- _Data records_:
# # # # # # #

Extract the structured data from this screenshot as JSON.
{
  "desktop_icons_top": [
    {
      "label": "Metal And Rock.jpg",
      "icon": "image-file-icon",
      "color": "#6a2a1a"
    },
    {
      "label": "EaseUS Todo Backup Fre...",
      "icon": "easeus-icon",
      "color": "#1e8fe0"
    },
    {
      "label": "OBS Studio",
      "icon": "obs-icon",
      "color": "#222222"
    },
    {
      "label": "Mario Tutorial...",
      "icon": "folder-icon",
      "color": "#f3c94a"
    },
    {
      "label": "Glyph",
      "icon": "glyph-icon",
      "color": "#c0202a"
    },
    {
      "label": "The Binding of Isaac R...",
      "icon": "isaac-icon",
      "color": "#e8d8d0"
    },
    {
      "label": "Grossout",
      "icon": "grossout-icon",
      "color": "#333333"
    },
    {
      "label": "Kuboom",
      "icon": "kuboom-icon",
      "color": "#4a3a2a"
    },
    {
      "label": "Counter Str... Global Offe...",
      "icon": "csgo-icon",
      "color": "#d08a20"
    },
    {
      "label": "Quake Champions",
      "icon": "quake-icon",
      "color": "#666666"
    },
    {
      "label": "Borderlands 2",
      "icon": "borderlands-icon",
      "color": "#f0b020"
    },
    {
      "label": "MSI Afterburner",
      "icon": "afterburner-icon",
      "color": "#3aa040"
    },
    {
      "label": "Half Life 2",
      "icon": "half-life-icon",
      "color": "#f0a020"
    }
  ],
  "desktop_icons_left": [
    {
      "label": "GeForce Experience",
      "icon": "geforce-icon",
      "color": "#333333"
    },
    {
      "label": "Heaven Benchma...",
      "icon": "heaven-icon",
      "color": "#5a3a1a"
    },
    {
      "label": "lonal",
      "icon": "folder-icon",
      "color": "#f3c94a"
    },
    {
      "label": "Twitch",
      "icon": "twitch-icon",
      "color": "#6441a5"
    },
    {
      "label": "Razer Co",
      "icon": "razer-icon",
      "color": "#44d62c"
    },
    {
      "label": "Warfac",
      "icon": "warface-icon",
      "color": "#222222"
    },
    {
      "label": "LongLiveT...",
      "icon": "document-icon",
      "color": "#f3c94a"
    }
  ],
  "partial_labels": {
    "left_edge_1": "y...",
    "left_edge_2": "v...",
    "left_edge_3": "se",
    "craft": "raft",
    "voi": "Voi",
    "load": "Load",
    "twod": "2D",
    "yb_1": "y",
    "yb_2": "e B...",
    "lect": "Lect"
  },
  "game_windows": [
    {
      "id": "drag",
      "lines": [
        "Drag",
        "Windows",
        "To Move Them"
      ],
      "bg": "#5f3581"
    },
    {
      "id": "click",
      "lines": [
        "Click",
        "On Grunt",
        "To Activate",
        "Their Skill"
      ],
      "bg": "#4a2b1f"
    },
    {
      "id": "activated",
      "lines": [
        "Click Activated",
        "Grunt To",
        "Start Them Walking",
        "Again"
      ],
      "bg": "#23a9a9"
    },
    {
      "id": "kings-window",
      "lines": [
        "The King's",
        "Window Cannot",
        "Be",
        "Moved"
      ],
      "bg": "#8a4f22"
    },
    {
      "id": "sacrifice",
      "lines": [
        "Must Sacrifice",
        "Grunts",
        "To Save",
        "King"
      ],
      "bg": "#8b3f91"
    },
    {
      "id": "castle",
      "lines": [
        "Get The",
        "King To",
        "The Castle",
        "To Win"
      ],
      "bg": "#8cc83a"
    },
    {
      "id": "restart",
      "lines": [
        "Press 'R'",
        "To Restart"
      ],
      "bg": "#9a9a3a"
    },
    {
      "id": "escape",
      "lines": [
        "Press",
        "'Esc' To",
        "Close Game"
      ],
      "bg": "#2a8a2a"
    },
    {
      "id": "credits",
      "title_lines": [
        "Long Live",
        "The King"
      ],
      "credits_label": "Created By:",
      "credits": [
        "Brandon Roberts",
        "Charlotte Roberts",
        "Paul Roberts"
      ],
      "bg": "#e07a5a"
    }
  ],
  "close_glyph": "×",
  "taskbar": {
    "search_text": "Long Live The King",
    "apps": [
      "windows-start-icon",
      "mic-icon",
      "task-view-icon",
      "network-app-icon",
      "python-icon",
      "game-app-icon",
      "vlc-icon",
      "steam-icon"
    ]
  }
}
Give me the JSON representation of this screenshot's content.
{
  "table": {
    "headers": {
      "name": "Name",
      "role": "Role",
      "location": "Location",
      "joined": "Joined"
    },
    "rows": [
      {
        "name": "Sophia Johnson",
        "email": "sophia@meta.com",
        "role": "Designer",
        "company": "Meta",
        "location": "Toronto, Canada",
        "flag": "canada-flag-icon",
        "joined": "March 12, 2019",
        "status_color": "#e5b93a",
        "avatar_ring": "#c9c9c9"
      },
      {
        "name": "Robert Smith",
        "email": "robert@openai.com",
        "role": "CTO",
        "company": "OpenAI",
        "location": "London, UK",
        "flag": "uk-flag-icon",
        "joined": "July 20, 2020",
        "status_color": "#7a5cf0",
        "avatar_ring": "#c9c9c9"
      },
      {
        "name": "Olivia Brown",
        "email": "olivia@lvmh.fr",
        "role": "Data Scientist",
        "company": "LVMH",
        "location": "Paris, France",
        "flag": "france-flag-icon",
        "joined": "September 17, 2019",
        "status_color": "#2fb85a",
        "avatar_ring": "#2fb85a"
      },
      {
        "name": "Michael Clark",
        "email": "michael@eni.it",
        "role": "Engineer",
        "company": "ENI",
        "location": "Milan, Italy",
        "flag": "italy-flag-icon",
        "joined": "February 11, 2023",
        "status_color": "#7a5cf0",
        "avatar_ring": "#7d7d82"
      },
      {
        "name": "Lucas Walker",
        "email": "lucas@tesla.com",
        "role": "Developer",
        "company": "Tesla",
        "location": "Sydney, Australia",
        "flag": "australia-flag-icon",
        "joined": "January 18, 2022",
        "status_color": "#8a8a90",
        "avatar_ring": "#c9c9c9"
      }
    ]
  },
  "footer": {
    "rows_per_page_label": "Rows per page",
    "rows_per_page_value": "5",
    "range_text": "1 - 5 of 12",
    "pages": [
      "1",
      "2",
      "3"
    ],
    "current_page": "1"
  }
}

# # # # # # #

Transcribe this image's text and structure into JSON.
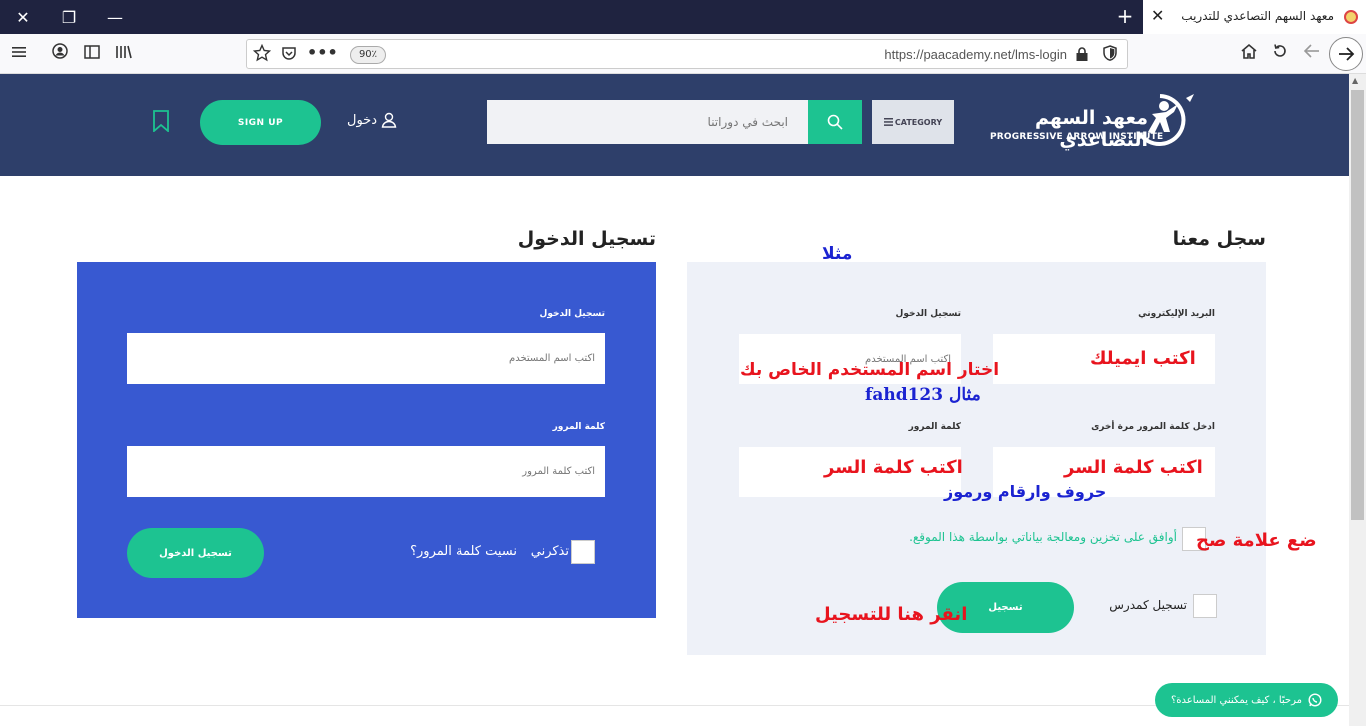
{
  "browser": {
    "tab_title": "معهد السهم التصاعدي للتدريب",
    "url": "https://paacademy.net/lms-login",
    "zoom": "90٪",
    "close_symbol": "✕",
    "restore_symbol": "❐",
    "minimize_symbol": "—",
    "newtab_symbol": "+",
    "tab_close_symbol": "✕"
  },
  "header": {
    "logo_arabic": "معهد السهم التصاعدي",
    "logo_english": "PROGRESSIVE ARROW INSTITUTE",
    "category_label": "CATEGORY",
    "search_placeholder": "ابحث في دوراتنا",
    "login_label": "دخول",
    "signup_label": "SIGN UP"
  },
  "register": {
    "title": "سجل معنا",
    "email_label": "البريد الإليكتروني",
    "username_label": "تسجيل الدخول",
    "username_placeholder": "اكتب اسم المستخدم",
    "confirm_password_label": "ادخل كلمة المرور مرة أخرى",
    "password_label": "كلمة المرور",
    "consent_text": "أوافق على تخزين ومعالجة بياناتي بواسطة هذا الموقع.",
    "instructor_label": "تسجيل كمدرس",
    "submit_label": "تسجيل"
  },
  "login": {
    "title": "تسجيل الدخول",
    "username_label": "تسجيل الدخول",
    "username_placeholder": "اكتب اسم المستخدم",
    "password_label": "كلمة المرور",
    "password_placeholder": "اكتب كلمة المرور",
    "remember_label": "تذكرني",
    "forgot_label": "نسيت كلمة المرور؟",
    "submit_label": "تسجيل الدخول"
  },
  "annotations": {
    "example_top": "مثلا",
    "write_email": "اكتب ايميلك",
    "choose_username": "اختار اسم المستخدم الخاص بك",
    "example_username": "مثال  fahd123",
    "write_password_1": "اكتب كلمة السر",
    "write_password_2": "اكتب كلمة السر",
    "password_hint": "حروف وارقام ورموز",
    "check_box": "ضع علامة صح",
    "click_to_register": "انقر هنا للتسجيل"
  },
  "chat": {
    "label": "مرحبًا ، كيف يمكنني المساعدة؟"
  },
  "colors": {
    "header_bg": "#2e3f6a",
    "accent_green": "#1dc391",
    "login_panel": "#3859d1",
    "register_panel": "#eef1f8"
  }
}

# # # # # # #

- _What is being asked_:
Gather every line from the entries above where the word "this" appears, and copy them.

- _Answer to the problem_:
Extract the structured data from this screenshot as JSON.
Give me the JSON representation of this screenshot's content.
Transcribe this image's text and structure into JSON.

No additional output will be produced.